Directions for this task
Here are some records; copy every line that holds the word "source".

Stored rows
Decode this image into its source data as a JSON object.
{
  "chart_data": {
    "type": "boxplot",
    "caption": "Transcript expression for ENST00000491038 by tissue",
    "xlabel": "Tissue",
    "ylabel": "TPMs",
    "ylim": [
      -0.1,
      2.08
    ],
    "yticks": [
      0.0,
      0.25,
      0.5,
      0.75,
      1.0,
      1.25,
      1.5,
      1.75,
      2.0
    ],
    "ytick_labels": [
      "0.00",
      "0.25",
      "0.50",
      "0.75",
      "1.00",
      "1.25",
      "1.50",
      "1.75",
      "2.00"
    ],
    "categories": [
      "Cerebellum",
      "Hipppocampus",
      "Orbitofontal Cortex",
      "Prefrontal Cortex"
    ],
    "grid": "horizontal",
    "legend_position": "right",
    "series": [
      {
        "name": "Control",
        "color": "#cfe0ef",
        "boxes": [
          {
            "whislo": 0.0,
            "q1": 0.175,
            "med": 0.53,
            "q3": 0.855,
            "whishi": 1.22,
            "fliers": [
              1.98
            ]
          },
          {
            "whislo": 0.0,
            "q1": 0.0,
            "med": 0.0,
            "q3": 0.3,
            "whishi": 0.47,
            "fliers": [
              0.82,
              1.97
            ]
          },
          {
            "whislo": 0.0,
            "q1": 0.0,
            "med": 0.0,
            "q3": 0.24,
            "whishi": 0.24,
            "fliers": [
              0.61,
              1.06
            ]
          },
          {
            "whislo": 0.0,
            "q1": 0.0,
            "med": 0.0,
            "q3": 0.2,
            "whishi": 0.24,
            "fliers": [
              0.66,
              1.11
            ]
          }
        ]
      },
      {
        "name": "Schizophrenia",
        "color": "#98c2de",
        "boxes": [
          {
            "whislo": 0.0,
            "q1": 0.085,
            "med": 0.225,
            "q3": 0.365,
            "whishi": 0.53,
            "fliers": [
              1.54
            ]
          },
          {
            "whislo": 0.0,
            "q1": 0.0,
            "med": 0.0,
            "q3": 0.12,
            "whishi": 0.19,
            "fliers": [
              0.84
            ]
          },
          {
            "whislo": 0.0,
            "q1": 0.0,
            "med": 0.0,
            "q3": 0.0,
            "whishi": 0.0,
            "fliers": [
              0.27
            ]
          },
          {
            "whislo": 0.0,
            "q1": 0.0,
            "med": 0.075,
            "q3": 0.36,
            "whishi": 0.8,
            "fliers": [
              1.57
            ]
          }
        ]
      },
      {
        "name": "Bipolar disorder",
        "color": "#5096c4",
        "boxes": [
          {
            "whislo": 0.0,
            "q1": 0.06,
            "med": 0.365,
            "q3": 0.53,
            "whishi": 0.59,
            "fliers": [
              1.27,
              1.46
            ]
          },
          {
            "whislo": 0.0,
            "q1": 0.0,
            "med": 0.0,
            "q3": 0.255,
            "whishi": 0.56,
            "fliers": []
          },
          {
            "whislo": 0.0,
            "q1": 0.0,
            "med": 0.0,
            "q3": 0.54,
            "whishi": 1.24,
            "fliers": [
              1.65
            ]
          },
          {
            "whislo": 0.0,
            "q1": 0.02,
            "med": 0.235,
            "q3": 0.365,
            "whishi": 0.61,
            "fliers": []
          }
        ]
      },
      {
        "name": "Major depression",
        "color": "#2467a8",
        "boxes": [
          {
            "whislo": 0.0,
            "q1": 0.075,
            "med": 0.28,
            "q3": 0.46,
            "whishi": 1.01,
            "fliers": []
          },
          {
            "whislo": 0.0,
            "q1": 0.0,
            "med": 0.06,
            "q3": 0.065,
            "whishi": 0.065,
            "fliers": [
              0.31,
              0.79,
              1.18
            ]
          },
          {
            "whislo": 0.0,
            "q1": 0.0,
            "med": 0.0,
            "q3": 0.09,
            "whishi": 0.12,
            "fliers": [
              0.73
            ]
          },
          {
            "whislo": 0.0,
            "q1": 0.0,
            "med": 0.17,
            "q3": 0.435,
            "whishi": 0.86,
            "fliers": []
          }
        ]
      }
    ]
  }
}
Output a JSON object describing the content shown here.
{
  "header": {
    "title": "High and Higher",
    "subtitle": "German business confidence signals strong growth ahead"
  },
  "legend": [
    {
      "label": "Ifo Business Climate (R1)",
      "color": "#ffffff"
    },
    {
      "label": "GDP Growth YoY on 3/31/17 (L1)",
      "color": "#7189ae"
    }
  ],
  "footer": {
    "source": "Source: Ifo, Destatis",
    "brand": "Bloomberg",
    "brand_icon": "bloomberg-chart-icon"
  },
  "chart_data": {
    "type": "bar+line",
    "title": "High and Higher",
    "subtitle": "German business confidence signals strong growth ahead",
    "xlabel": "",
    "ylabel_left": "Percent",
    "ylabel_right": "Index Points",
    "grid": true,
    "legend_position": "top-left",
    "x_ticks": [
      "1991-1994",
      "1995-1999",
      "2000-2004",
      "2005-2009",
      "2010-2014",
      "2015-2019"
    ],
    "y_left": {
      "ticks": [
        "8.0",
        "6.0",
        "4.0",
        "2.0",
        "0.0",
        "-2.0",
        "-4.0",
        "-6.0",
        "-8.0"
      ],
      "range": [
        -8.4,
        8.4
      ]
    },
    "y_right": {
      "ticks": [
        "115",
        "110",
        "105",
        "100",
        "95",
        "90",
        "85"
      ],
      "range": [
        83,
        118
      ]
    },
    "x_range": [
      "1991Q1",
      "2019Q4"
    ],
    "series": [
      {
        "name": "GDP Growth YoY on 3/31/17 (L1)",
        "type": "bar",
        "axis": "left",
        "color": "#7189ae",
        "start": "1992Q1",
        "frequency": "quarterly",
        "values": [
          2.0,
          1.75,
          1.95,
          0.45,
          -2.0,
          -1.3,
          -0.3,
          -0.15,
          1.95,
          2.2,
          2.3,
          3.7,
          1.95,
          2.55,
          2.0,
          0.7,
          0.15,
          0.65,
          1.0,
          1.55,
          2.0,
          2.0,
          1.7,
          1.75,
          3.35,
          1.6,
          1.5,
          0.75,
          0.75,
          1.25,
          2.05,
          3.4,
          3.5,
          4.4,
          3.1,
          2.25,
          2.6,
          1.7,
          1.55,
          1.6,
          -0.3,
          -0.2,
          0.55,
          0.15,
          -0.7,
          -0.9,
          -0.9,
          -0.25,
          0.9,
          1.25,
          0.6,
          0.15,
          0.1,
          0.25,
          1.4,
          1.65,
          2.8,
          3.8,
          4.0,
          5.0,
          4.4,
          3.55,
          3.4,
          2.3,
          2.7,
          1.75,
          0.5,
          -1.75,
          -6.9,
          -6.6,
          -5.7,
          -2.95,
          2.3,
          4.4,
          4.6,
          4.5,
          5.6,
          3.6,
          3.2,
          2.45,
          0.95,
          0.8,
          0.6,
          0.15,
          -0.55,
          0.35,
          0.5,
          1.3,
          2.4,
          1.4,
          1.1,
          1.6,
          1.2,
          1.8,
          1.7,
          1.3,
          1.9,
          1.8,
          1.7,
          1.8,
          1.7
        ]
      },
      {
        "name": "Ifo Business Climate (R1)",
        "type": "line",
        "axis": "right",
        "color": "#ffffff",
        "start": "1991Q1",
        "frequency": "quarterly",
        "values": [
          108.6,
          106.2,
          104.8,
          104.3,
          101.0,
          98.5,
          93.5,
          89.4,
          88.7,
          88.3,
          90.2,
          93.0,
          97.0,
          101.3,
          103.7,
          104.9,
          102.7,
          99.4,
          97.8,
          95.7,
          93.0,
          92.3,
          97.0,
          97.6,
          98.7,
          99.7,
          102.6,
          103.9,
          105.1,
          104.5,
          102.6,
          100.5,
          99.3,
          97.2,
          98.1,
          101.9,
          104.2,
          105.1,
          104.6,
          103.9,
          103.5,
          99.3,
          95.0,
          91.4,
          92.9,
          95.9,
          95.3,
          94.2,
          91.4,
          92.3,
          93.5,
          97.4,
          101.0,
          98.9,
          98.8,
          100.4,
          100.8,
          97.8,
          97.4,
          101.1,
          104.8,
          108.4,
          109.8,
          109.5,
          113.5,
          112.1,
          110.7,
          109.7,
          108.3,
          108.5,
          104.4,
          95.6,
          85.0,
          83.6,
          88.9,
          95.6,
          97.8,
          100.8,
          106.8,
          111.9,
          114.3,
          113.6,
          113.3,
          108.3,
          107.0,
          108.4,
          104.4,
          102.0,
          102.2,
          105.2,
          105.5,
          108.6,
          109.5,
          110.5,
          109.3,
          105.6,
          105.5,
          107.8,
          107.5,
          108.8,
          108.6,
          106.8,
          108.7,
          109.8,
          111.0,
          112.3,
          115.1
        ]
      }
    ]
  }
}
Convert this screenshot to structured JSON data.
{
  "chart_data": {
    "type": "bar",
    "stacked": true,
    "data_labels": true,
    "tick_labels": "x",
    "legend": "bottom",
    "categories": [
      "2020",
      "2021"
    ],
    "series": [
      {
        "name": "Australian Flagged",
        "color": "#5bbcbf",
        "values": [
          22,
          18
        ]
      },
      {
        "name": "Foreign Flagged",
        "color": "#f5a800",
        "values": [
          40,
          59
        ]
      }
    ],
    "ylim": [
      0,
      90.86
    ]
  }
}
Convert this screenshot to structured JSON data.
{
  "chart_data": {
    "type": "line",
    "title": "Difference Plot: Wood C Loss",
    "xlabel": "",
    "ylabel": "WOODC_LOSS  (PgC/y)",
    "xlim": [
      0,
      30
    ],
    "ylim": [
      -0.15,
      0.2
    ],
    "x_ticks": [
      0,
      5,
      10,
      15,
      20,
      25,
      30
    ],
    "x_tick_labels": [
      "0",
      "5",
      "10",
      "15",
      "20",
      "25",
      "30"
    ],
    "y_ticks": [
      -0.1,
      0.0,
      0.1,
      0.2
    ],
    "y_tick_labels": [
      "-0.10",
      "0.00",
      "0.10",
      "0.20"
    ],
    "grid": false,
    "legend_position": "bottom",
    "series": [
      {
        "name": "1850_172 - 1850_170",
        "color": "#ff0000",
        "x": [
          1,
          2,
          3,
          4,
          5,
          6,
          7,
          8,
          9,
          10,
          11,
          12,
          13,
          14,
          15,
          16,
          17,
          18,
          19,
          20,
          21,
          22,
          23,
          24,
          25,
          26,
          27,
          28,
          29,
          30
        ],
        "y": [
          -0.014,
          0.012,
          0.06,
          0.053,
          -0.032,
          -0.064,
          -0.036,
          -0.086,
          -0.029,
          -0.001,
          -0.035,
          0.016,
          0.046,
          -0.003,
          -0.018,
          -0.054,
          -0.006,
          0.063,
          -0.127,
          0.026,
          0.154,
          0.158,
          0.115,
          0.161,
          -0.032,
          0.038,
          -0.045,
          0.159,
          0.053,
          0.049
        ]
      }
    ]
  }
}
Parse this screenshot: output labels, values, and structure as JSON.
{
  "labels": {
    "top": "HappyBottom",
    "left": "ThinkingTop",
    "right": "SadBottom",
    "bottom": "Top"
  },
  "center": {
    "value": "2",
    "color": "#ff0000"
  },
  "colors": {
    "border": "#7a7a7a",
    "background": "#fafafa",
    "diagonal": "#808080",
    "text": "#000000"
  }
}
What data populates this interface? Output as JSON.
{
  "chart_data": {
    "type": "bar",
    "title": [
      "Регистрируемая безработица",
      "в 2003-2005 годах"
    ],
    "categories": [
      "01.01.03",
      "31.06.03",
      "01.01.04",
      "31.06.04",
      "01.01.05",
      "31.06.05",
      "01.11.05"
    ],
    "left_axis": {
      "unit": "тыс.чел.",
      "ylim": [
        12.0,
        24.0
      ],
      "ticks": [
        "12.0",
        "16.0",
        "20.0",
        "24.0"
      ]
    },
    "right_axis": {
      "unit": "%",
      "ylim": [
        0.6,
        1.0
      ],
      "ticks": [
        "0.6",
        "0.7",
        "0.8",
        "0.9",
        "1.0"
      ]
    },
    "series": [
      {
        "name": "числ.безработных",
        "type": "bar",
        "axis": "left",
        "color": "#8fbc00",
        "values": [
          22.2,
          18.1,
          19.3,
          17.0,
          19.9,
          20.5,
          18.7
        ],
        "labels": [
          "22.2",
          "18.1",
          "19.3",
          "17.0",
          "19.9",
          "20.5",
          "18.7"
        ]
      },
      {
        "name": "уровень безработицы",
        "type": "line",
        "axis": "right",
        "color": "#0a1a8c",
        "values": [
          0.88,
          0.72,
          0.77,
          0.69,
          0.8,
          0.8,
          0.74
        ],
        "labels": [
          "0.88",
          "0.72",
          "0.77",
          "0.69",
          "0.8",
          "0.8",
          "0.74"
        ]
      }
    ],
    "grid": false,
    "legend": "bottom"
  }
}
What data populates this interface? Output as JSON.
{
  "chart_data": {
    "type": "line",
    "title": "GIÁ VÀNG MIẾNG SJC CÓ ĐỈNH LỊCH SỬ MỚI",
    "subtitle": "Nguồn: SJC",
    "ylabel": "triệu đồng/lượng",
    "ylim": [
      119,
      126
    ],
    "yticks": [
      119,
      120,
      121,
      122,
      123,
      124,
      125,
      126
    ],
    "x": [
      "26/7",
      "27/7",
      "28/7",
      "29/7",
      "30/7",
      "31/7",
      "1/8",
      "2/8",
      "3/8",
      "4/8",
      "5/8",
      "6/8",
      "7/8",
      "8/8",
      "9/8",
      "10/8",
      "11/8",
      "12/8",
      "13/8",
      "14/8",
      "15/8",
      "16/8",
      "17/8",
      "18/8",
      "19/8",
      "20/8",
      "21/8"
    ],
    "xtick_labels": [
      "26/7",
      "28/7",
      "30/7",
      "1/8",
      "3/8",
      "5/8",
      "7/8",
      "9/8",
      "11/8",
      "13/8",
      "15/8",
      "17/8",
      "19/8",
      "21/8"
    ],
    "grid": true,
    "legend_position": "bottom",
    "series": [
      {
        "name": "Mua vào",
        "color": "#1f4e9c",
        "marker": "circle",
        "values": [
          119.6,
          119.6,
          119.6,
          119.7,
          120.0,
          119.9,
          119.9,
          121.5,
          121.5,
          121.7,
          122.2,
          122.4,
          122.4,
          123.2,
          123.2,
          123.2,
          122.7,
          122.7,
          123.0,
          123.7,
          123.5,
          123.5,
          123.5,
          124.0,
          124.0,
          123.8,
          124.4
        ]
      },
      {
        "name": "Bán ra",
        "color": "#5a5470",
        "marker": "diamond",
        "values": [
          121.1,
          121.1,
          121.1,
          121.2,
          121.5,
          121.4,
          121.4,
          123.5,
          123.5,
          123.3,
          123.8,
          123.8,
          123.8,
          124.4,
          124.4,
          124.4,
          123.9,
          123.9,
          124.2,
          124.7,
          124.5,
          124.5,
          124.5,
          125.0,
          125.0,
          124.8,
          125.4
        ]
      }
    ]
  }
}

Reply to the exercise
Decode this image into its source data as a JSON object.
    "source": "Source: Ifo, Destatis",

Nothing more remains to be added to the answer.